**EXERCISE AIM:** Can you retype, character for character, the stretch of items from the very first line through the line containing "row-indicator[interactable] — [14, 109, 27, 125]"?

══ RECORDS TO PROCESS

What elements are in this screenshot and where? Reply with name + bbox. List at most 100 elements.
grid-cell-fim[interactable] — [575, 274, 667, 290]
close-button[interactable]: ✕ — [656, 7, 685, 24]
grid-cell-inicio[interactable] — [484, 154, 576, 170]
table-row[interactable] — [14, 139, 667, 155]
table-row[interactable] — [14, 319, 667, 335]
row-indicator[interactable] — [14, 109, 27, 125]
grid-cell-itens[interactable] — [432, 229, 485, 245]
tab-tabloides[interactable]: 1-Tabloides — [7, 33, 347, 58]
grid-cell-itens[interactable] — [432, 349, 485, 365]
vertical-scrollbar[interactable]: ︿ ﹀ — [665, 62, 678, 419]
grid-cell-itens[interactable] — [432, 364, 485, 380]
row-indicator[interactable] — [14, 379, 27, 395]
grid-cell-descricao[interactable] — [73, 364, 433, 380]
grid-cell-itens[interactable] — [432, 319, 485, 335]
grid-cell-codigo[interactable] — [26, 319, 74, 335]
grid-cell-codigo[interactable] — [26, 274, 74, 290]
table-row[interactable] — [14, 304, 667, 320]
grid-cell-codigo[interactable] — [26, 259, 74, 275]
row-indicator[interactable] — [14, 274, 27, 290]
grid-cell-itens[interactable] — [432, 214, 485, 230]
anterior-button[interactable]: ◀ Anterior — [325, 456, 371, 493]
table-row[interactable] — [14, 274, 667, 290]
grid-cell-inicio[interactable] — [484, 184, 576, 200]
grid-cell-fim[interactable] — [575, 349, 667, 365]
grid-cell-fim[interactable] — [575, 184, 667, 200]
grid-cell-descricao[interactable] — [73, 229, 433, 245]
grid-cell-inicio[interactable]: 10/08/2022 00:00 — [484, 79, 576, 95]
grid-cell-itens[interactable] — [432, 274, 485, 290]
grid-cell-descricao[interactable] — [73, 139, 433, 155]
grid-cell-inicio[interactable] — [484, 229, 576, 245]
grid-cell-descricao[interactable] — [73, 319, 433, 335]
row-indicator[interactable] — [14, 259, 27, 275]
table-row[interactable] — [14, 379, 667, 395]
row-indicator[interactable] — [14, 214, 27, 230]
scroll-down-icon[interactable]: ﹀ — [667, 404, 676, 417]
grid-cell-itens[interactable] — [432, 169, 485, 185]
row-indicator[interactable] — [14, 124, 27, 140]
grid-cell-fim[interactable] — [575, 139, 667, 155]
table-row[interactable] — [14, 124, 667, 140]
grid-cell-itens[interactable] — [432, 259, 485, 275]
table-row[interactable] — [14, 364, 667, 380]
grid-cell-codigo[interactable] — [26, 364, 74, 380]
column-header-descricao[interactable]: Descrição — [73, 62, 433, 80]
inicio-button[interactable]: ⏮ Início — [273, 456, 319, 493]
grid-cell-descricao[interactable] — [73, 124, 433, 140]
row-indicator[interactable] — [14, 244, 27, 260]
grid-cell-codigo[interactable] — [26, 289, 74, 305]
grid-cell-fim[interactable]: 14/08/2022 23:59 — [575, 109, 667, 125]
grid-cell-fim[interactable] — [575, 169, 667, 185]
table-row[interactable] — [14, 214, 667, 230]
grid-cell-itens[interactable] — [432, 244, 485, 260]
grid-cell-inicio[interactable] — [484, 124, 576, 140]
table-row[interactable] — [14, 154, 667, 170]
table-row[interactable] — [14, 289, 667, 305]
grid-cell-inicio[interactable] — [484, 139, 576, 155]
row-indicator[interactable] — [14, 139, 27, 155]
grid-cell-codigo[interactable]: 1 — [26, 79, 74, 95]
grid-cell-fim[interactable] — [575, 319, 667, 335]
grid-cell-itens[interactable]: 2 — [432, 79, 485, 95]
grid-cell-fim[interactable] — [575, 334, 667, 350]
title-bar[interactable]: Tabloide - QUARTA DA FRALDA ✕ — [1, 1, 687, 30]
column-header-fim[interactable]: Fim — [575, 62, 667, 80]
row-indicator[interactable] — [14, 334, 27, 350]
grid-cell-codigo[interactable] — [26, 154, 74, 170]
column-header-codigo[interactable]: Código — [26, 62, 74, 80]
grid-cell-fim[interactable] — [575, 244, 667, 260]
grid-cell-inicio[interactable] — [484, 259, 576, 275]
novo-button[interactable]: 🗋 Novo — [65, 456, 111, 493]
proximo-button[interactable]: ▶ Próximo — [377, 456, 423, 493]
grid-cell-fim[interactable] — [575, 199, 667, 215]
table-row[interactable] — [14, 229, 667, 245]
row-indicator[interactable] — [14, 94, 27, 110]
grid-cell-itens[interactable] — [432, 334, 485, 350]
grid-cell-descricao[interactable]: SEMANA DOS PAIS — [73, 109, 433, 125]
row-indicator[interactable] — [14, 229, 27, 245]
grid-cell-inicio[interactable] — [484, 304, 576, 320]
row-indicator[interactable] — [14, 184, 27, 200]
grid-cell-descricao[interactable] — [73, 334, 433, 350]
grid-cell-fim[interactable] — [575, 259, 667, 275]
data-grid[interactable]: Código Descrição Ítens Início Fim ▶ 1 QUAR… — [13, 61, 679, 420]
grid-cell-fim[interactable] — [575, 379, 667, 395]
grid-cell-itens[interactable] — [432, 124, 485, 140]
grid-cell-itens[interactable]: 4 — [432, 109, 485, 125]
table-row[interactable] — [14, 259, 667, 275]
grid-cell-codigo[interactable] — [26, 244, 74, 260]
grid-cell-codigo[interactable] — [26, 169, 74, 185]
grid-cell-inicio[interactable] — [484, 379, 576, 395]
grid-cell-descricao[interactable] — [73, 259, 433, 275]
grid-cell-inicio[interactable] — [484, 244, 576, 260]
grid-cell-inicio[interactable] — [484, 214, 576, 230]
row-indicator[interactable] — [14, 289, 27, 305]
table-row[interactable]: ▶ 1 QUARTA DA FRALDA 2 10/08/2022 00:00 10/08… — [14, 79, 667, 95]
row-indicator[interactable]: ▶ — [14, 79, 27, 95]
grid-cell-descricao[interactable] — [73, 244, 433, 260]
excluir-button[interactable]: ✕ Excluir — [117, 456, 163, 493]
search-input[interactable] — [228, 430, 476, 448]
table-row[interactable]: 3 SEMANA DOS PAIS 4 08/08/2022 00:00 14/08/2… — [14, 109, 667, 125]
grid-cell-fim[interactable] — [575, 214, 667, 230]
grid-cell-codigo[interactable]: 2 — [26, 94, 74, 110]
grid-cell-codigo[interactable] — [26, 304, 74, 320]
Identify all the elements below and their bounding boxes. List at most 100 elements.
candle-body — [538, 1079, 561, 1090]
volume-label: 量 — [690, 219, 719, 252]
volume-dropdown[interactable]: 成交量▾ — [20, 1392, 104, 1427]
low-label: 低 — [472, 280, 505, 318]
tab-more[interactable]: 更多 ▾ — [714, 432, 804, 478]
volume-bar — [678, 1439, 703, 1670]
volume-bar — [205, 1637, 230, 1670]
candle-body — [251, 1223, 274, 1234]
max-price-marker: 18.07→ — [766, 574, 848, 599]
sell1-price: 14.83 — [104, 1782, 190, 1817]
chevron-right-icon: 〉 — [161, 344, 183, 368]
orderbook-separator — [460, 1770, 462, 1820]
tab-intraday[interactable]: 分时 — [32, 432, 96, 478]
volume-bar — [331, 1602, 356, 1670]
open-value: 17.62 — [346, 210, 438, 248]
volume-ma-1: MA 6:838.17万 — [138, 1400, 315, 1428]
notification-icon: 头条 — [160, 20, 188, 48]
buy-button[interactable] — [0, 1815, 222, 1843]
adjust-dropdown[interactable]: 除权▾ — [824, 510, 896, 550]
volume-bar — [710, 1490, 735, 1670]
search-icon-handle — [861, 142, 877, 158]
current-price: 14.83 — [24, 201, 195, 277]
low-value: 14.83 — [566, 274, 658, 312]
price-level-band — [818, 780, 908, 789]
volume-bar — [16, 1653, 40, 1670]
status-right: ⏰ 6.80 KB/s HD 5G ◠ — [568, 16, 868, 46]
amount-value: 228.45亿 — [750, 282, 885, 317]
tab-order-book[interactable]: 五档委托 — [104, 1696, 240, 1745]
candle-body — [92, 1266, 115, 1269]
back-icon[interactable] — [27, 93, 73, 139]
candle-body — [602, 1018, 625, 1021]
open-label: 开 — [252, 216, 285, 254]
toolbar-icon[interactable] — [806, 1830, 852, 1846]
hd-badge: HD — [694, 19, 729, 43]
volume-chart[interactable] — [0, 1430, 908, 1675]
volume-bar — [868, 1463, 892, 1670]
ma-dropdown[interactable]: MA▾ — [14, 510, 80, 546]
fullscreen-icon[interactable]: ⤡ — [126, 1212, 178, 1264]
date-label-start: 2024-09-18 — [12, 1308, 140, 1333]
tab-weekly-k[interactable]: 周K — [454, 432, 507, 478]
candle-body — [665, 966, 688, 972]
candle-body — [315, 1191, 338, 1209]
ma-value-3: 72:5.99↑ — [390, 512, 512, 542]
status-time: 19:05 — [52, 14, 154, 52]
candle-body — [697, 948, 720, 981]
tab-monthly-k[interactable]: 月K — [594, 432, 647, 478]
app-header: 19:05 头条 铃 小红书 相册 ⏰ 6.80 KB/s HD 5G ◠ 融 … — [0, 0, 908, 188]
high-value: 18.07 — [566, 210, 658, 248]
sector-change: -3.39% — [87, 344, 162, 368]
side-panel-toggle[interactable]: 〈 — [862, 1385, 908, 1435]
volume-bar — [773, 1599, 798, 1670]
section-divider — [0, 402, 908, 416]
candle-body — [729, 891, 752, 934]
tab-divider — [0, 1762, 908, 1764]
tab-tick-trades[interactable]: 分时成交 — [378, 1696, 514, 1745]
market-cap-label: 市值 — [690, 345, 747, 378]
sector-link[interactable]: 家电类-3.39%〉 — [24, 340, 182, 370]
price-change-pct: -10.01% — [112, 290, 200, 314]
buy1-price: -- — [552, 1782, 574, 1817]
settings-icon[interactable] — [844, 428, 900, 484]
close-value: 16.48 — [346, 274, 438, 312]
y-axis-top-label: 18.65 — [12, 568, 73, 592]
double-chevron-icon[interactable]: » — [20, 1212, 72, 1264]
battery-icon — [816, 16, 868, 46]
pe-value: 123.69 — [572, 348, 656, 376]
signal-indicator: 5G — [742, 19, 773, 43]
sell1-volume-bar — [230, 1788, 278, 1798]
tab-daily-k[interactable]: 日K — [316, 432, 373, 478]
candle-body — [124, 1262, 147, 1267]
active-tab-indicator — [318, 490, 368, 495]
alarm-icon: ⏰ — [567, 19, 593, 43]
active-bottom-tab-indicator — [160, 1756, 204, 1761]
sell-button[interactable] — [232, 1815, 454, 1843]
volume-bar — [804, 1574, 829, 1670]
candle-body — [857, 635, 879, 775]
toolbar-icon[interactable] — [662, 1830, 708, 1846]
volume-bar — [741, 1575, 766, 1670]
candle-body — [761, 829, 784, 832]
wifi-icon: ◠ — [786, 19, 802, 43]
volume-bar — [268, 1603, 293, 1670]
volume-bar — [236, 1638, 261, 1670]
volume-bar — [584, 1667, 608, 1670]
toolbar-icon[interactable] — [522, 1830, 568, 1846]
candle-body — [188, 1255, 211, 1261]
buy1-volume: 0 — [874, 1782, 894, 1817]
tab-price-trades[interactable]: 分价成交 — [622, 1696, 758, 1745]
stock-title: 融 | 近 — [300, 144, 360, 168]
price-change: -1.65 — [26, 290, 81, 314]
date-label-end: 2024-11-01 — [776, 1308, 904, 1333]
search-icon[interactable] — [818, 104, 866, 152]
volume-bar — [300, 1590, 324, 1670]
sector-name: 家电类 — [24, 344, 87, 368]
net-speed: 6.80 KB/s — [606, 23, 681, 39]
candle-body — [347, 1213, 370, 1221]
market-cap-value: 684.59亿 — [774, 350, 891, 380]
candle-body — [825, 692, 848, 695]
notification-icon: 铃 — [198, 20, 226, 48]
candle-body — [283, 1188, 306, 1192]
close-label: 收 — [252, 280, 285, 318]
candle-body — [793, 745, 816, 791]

════

**EXERCISE RESPONSE:**
What elements are in this screenshot and where? Reply with name + bbox. List at most 100 elements.
grid-cell-fim[interactable] — [575, 274, 667, 290]
close-button[interactable]: ✕ — [656, 7, 685, 24]
grid-cell-inicio[interactable] — [484, 154, 576, 170]
table-row[interactable] — [14, 139, 667, 155]
table-row[interactable] — [14, 319, 667, 335]
row-indicator[interactable] — [14, 109, 27, 125]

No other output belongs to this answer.